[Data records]
'''

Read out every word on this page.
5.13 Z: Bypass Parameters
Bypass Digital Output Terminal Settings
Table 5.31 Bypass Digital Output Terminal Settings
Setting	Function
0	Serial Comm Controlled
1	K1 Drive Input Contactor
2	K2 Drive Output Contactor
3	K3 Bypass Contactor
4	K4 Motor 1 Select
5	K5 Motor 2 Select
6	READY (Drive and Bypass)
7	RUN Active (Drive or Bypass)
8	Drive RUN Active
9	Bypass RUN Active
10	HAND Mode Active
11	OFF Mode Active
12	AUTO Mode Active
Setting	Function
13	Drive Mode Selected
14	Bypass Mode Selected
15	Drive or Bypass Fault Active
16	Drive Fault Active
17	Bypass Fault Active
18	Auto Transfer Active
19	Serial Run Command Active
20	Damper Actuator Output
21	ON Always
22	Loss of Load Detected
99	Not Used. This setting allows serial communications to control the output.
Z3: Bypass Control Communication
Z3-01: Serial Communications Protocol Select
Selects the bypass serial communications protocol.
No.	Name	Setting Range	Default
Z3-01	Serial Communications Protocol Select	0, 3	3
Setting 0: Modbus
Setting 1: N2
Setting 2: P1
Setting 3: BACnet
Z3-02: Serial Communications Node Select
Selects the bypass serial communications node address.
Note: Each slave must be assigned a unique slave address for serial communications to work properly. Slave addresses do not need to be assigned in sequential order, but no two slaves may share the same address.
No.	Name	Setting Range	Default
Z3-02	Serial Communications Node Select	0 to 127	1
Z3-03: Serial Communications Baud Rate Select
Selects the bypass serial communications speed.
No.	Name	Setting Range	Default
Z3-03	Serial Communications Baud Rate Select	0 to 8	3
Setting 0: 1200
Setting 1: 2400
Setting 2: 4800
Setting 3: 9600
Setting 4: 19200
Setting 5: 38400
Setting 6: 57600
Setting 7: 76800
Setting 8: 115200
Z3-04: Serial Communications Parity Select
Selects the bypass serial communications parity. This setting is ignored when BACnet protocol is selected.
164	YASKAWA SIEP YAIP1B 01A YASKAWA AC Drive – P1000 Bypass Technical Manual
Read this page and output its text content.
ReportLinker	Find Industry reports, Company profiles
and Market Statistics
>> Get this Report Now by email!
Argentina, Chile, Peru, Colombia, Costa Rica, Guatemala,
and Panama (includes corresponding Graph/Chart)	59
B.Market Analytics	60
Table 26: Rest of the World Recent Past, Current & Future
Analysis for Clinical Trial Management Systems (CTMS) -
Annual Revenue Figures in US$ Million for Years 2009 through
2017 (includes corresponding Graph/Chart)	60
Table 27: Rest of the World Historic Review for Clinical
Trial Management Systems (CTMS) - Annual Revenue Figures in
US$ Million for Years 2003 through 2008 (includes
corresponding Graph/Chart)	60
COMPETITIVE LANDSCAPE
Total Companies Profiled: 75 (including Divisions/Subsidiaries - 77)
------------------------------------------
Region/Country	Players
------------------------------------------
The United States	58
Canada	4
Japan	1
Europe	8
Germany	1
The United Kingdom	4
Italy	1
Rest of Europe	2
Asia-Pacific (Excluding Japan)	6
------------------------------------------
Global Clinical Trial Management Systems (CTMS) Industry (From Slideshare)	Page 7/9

'''

STATED TASK - Report how many lines of the listing hold the string "Digital", giving only the number.

ANSWER TO THIS TASK - 2